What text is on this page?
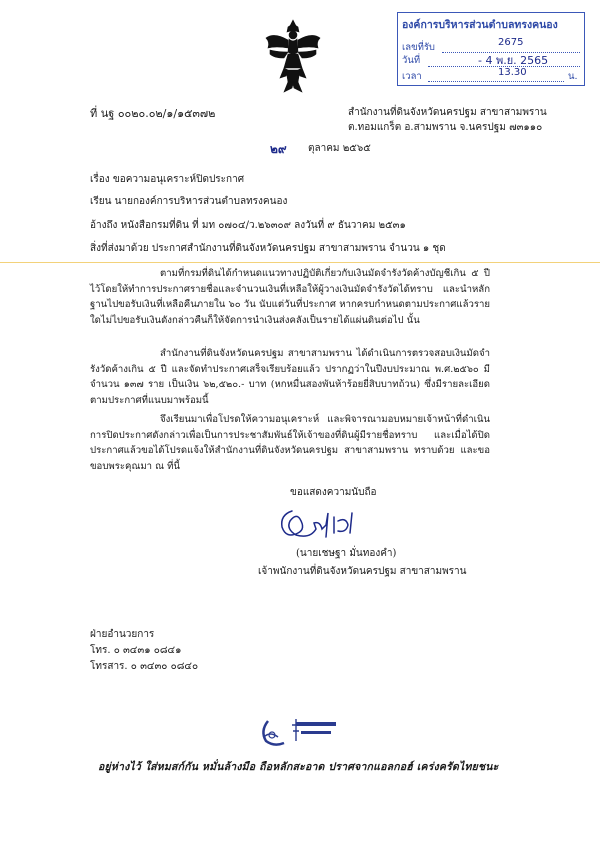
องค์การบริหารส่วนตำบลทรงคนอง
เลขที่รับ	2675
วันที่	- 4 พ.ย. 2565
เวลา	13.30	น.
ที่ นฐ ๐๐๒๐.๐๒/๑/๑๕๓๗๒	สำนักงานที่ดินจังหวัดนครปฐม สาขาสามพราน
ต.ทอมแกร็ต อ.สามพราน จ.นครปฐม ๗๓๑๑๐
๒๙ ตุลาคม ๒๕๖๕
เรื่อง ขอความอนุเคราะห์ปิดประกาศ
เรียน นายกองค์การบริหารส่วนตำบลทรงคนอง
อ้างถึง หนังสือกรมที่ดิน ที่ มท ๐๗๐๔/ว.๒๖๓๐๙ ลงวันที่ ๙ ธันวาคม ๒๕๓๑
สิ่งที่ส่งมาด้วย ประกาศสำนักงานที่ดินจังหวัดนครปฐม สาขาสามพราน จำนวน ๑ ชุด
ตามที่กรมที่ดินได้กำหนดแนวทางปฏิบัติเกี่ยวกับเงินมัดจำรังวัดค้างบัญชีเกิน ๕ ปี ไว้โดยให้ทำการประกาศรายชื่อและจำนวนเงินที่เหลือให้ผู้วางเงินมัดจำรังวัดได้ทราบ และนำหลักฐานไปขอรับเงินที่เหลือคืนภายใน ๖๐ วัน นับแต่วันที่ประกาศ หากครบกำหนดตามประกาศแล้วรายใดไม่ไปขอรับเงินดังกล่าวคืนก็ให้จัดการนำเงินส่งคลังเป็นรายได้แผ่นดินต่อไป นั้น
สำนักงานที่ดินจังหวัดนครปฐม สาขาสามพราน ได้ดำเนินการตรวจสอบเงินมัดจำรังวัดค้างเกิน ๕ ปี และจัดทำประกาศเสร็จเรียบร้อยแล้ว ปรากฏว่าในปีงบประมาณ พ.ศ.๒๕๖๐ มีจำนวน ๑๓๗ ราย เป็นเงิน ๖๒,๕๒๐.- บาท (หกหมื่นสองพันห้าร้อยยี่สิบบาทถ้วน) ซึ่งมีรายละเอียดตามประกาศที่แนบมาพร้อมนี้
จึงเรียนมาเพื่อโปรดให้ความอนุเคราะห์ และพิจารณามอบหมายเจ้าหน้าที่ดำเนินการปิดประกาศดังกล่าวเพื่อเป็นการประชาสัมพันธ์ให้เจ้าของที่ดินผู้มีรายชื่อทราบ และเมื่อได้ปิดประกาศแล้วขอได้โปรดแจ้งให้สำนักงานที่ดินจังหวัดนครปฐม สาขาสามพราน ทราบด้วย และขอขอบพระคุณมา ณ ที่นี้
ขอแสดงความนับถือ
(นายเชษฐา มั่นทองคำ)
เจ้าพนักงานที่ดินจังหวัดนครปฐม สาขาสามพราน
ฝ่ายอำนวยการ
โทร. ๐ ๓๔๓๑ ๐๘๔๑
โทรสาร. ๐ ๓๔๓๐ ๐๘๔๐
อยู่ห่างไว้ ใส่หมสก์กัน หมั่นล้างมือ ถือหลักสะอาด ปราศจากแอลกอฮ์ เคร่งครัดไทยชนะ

* [Brief]:
Reproduce the full material exactly, excluding the pictures.

* [Correct result]:
What text is on this page?
องค์การบริหารส่วนตำบลทรงคนอง
เลขที่รับ	2675
วันที่	- 4 พ.ย. 2565
เวลา	13.30	น.
ที่ นฐ ๐๐๒๐.๐๒/๑/๑๕๓๗๒	สำนักงานที่ดินจังหวัดนครปฐม สาขาสามพราน
ต.ทอมแกร็ต อ.สามพราน จ.นครปฐม ๗๓๑๑๐
๒๙ ตุลาคม ๒๕๖๕
เรื่อง ขอความอนุเคราะห์ปิดประกาศ
เรียน นายกองค์การบริหารส่วนตำบลทรงคนอง
อ้างถึง หนังสือกรมที่ดิน ที่ มท ๐๗๐๔/ว.๒๖๓๐๙ ลงวันที่ ๙ ธันวาคม ๒๕๓๑
สิ่งที่ส่งมาด้วย ประกาศสำนักงานที่ดินจังหวัดนครปฐม สาขาสามพราน จำนวน ๑ ชุด
ตามที่กรมที่ดินได้กำหนดแนวทางปฏิบัติเกี่ยวกับเงินมัดจำรังวัดค้างบัญชีเกิน ๕ ปี ไว้โดยให้ทำการประกาศรายชื่อและจำนวนเงินที่เหลือให้ผู้วางเงินมัดจำรังวัดได้ทราบ และนำหลักฐานไปขอรับเงินที่เหลือคืนภายใน ๖๐ วัน นับแต่วันที่ประกาศ หากครบกำหนดตามประกาศแล้วรายใดไม่ไปขอรับเงินดังกล่าวคืนก็ให้จัดการนำเงินส่งคลังเป็นรายได้แผ่นดินต่อไป นั้น
สำนักงานที่ดินจังหวัดนครปฐม สาขาสามพราน ได้ดำเนินการตรวจสอบเงินมัดจำรังวัดค้างเกิน ๕ ปี และจัดทำประกาศเสร็จเรียบร้อยแล้ว ปรากฏว่าในปีงบประมาณ พ.ศ.๒๕๖๐ มีจำนวน ๑๓๗ ราย เป็นเงิน ๖๒,๕๒๐.- บาท (หกหมื่นสองพันห้าร้อยยี่สิบบาทถ้วน) ซึ่งมีรายละเอียดตามประกาศที่แนบมาพร้อมนี้
จึงเรียนมาเพื่อโปรดให้ความอนุเคราะห์ และพิจารณามอบหมายเจ้าหน้าที่ดำเนินการปิดประกาศดังกล่าวเพื่อเป็นการประชาสัมพันธ์ให้เจ้าของที่ดินผู้มีรายชื่อทราบ และเมื่อได้ปิดประกาศแล้วขอได้โปรดแจ้งให้สำนักงานที่ดินจังหวัดนครปฐม สาขาสามพราน ทราบด้วย และขอขอบพระคุณมา ณ ที่นี้
ขอแสดงความนับถือ
(นายเชษฐา มั่นทองคำ)
เจ้าพนักงานที่ดินจังหวัดนครปฐม สาขาสามพราน
ฝ่ายอำนวยการ
โทร. ๐ ๓๔๓๑ ๐๘๔๑
โทรสาร. ๐ ๓๔๓๐ ๐๘๔๐
อยู่ห่างไว้ ใส่หมสก์กัน หมั่นล้างมือ ถือหลักสะอาด ปราศจากแอลกอฮ์ เคร่งครัดไทยชนะ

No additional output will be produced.